▸ OBJECTIVE
Report how many lines in the records hold the string "frac"; give the number and nothing else.

▸ Recorded data
********

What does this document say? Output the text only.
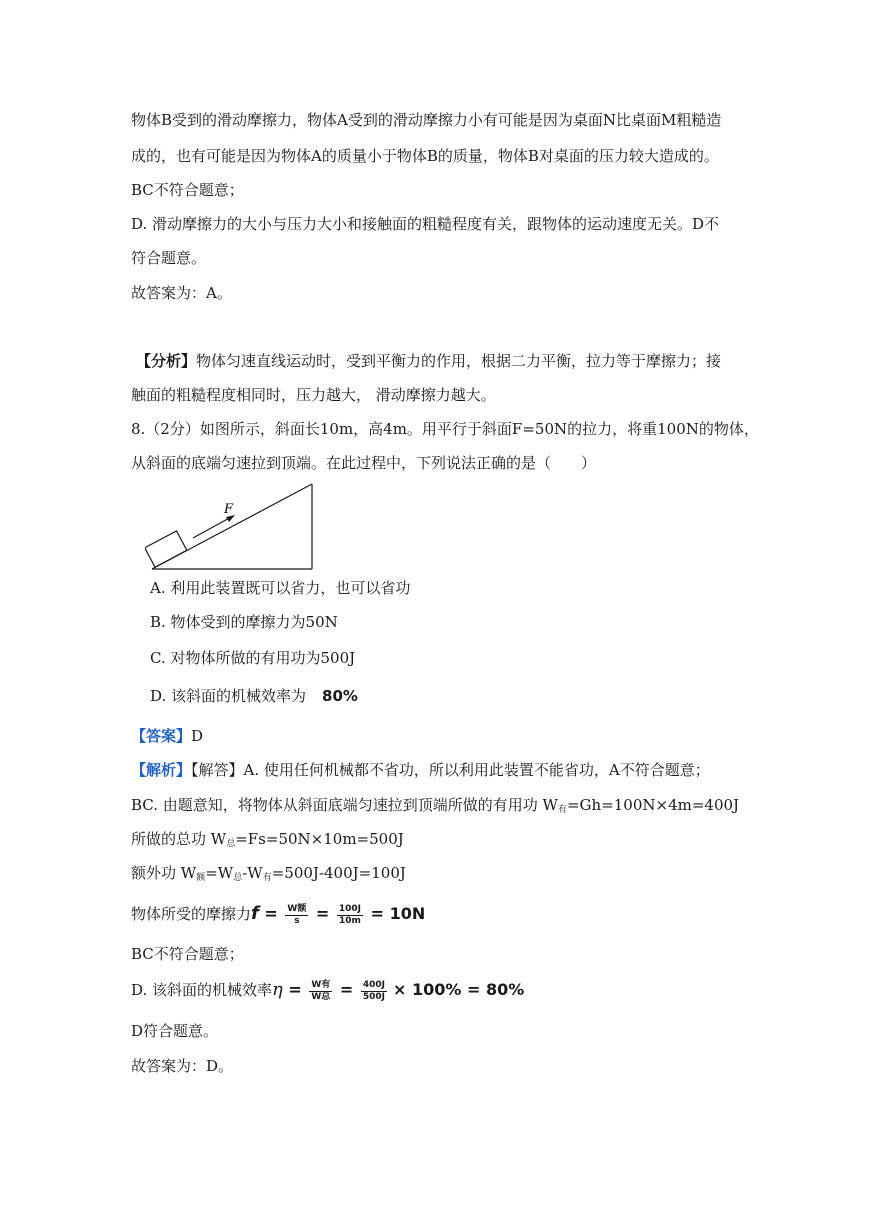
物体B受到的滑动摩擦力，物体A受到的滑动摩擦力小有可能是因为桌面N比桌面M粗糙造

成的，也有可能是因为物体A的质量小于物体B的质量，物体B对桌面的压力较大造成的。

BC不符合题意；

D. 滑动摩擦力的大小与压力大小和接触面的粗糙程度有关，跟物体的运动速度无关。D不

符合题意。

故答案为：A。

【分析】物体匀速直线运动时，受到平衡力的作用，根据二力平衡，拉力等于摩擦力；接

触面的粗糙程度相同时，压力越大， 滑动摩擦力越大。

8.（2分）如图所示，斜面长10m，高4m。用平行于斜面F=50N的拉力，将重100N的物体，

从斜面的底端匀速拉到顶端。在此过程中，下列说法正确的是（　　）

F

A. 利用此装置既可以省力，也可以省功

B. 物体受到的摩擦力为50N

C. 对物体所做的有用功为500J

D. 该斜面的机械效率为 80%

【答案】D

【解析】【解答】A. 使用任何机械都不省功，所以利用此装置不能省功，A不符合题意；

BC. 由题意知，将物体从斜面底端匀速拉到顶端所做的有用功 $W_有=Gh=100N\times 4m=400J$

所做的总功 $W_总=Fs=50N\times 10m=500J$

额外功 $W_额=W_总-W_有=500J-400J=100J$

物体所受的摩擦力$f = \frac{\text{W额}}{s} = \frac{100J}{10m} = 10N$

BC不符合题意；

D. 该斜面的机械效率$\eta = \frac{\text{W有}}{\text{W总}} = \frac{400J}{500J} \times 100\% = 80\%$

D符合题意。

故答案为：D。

********

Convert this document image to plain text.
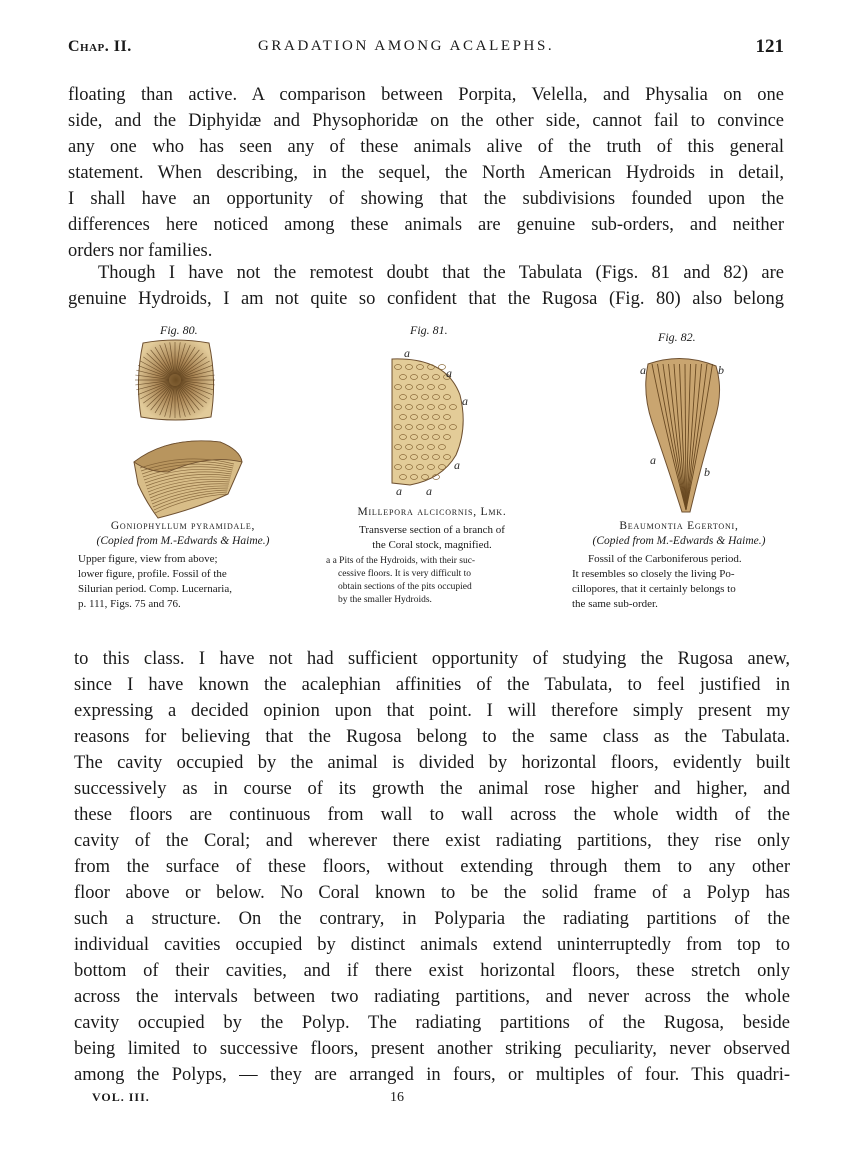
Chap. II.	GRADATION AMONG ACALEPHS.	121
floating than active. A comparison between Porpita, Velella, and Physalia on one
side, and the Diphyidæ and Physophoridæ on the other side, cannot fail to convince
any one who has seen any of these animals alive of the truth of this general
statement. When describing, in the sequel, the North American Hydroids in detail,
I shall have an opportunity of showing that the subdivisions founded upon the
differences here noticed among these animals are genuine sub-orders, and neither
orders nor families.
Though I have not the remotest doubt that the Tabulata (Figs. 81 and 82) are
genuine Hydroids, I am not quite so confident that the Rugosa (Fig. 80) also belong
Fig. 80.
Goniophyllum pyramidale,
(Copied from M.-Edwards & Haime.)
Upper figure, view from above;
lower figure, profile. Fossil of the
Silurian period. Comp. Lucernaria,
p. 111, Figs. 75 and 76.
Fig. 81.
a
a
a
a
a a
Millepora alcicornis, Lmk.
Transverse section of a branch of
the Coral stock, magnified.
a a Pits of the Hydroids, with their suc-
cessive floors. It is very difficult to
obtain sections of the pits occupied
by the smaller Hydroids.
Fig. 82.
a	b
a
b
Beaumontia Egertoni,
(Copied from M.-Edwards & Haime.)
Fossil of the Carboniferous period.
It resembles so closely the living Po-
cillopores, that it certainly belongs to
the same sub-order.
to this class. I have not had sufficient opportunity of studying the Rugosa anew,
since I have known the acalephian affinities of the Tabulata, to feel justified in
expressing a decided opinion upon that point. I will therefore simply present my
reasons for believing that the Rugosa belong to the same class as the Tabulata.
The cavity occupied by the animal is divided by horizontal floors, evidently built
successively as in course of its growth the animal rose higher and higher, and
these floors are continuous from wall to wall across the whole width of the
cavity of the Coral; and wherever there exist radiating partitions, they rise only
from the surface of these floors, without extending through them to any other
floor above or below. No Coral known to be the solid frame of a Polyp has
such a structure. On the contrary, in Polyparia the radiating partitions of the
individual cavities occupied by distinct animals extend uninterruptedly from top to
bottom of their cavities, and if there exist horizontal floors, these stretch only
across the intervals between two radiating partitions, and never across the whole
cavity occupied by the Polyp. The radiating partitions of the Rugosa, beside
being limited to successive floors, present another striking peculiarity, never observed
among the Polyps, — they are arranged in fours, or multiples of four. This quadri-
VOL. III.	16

********

▸ RESPONSE TO THIS TASK
2